## Request
Everything in the listing should be restated word for word.

— START Data rows —

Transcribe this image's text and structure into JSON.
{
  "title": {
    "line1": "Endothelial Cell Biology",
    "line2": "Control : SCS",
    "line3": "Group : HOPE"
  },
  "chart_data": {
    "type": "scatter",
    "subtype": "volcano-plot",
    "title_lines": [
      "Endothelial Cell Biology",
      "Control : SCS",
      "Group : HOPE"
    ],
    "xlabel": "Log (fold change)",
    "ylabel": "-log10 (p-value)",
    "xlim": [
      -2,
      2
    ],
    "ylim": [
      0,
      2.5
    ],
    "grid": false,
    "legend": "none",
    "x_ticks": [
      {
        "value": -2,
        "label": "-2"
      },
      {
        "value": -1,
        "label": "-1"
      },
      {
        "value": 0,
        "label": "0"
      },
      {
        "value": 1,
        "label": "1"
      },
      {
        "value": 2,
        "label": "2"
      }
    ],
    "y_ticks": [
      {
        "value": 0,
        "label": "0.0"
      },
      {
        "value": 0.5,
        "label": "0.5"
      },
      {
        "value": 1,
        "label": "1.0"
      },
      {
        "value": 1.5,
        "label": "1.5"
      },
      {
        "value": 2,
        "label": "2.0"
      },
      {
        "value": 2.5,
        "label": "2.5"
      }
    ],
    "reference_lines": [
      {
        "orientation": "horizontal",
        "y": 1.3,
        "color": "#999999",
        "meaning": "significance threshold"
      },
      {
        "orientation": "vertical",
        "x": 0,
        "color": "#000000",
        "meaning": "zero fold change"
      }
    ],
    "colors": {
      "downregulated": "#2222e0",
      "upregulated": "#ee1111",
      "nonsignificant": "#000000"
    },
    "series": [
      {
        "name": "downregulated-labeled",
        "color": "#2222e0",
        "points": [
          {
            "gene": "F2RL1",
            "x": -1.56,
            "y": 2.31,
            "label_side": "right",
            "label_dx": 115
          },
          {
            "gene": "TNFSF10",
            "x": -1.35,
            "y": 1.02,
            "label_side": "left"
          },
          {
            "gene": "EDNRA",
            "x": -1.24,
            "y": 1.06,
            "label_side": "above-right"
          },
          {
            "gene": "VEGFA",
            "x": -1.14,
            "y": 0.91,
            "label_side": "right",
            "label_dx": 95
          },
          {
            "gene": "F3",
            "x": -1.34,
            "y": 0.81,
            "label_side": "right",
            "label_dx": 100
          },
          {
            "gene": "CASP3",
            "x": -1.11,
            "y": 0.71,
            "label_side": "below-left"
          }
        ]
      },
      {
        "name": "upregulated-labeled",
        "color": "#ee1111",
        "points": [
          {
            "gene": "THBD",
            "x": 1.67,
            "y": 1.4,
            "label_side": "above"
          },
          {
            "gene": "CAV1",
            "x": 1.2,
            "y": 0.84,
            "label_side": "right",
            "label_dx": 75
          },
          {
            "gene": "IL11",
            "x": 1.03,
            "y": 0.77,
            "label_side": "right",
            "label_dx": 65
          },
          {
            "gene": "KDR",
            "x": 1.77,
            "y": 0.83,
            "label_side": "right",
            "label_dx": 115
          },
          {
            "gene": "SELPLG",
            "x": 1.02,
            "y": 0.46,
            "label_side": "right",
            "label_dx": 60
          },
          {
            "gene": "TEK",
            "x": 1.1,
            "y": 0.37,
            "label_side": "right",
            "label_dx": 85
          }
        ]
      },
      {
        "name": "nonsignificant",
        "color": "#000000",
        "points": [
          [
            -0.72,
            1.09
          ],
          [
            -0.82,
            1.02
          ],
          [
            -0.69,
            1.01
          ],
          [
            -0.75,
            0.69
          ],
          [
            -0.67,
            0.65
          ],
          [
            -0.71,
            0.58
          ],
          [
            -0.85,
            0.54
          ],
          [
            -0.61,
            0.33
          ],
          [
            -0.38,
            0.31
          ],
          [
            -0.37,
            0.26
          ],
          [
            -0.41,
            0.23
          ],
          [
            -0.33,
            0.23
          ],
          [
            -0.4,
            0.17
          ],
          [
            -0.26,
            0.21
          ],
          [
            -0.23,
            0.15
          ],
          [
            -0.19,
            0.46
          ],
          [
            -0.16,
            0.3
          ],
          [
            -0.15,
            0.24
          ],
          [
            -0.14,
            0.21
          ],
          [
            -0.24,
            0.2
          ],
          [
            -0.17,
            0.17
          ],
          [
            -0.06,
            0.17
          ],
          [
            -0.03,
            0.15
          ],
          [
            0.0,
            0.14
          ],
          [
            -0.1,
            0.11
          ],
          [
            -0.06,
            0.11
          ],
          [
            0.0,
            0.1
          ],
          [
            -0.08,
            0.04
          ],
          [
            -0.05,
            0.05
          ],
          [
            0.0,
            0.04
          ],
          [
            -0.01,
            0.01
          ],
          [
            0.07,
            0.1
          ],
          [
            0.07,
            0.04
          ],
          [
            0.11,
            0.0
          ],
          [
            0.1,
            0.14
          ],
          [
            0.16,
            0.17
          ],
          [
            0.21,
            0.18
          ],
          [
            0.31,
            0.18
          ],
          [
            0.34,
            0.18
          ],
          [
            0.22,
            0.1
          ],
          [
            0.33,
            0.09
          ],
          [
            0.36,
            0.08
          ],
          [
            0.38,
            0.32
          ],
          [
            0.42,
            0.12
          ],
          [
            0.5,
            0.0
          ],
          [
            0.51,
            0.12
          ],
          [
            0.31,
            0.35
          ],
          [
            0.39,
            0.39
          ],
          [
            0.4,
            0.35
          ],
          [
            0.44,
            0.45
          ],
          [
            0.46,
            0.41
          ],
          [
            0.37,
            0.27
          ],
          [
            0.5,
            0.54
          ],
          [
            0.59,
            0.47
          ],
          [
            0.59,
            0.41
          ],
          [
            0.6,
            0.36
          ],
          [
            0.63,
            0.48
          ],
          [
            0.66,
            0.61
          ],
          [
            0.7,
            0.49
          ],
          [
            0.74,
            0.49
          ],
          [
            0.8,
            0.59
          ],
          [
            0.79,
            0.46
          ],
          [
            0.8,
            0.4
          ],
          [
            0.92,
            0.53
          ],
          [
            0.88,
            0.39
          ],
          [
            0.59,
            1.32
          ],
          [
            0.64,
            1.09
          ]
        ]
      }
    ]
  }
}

— END Data rows —

## The response
Transcribe this image's text and structure into JSON.
{
  "title": {
    "line1": "Endothelial Cell Biology",
    "line2": "Control : SCS",
    "line3": "Group : HOPE"
  },
  "chart_data": {
    "type": "scatter",
    "subtype": "volcano-plot",
    "title_lines": [
      "Endothelial Cell Biology",
      "Control : SCS",
      "Group : HOPE"
    ],
    "xlabel": "Log (fold change)",
    "ylabel": "-log10 (p-value)",
    "xlim": [
      -2,
      2
    ],
    "ylim": [
      0,
      2.5
    ],
    "grid": false,
    "legend": "none",
    "x_ticks": [
      {
        "value": -2,
        "label": "-2"
      },
      {
        "value": -1,
        "label": "-1"
      },
      {
        "value": 0,
        "label": "0"
      },
      {
        "value": 1,
        "label": "1"
      },
      {
        "value": 2,
        "label": "2"
      }
    ],
    "y_ticks": [
      {
        "value": 0,
        "label": "0.0"
      },
      {
        "value": 0.5,
        "label": "0.5"
      },
      {
        "value": 1,
        "label": "1.0"
      },
      {
        "value": 1.5,
        "label": "1.5"
      },
      {
        "value": 2,
        "label": "2.0"
      },
      {
        "value": 2.5,
        "label": "2.5"
      }
    ],
    "reference_lines": [
      {
        "orientation": "horizontal",
        "y": 1.3,
        "color": "#999999",
        "meaning": "significance threshold"
      },
      {
        "orientation": "vertical",
        "x": 0,
        "color": "#000000",
        "meaning": "zero fold change"
      }
    ],
    "colors": {
      "downregulated": "#2222e0",
      "upregulated": "#ee1111",
      "nonsignificant": "#000000"
    },
    "series": [
      {
        "name": "downregulated-labeled",
        "color": "#2222e0",
        "points": [
          {
            "gene": "F2RL1",
            "x": -1.56,
            "y": 2.31,
            "label_side": "right",
            "label_dx": 115
          },
          {
            "gene": "TNFSF10",
            "x": -1.35,
            "y": 1.02,
            "label_side": "left"
          },
          {
            "gene": "EDNRA",
            "x": -1.24,
            "y": 1.06,
            "label_side": "above-right"
          },
          {
            "gene": "VEGFA",
            "x": -1.14,
            "y": 0.91,
            "label_side": "right",
            "label_dx": 95
          },
          {
            "gene": "F3",
            "x": -1.34,
            "y": 0.81,
            "label_side": "right",
            "label_dx": 100
          },
          {
            "gene": "CASP3",
            "x": -1.11,
            "y": 0.71,
            "label_side": "below-left"
          }
        ]
      },
      {
        "name": "upregulated-labeled",
        "color": "#ee1111",
        "points": [
          {
            "gene": "THBD",
            "x": 1.67,
            "y": 1.4,
            "label_side": "above"
          },
          {
            "gene": "CAV1",
            "x": 1.2,
            "y": 0.84,
            "label_side": "right",
            "label_dx": 75
          },
          {
            "gene": "IL11",
            "x": 1.03,
            "y": 0.77,
            "label_side": "right",
            "label_dx": 65
          },
          {
            "gene": "KDR",
            "x": 1.77,
            "y": 0.83,
            "label_side": "right",
            "label_dx": 115
          },
          {
            "gene": "SELPLG",
            "x": 1.02,
            "y": 0.46,
            "label_side": "right",
            "label_dx": 60
          },
          {
            "gene": "TEK",
            "x": 1.1,
            "y": 0.37,
            "label_side": "right",
            "label_dx": 85
          }
        ]
      },
      {
        "name": "nonsignificant",
        "color": "#000000",
        "points": [
          [
            -0.72,
            1.09
          ],
          [
            -0.82,
            1.02
          ],
          [
            -0.69,
            1.01
          ],
          [
            -0.75,
            0.69
          ],
          [
            -0.67,
            0.65
          ],
          [
            -0.71,
            0.58
          ],
          [
            -0.85,
            0.54
          ],
          [
            -0.61,
            0.33
          ],
          [
            -0.38,
            0.31
          ],
          [
            -0.37,
            0.26
          ],
          [
            -0.41,
            0.23
          ],
          [
            -0.33,
            0.23
          ],
          [
            -0.4,
            0.17
          ],
          [
            -0.26,
            0.21
          ],
          [
            -0.23,
            0.15
          ],
          [
            -0.19,
            0.46
          ],
          [
            -0.16,
            0.3
          ],
          [
            -0.15,
            0.24
          ],
          [
            -0.14,
            0.21
          ],
          [
            -0.24,
            0.2
          ],
          [
            -0.17,
            0.17
          ],
          [
            -0.06,
            0.17
          ],
          [
            -0.03,
            0.15
          ],
          [
            0.0,
            0.14
          ],
          [
            -0.1,
            0.11
          ],
          [
            -0.06,
            0.11
          ],
          [
            0.0,
            0.1
          ],
          [
            -0.08,
            0.04
          ],
          [
            -0.05,
            0.05
          ],
          [
            0.0,
            0.04
          ],
          [
            -0.01,
            0.01
          ],
          [
            0.07,
            0.1
          ],
          [
            0.07,
            0.04
          ],
          [
            0.11,
            0.0
          ],
          [
            0.1,
            0.14
          ],
          [
            0.16,
            0.17
          ],
          [
            0.21,
            0.18
          ],
          [
            0.31,
            0.18
          ],
          [
            0.34,
            0.18
          ],
          [
            0.22,
            0.1
          ],
          [
            0.33,
            0.09
          ],
          [
            0.36,
            0.08
          ],
          [
            0.38,
            0.32
          ],
          [
            0.42,
            0.12
          ],
          [
            0.5,
            0.0
          ],
          [
            0.51,
            0.12
          ],
          [
            0.31,
            0.35
          ],
          [
            0.39,
            0.39
          ],
          [
            0.4,
            0.35
          ],
          [
            0.44,
            0.45
          ],
          [
            0.46,
            0.41
          ],
          [
            0.37,
            0.27
          ],
          [
            0.5,
            0.54
          ],
          [
            0.59,
            0.47
          ],
          [
            0.59,
            0.41
          ],
          [
            0.6,
            0.36
          ],
          [
            0.63,
            0.48
          ],
          [
            0.66,
            0.61
          ],
          [
            0.7,
            0.49
          ],
          [
            0.74,
            0.49
          ],
          [
            0.8,
            0.59
          ],
          [
            0.79,
            0.46
          ],
          [
            0.8,
            0.4
          ],
          [
            0.92,
            0.53
          ],
          [
            0.88,
            0.39
          ],
          [
            0.59,
            1.32
          ],
          [
            0.64,
            1.09
          ]
        ]
      }
    ]
  }
}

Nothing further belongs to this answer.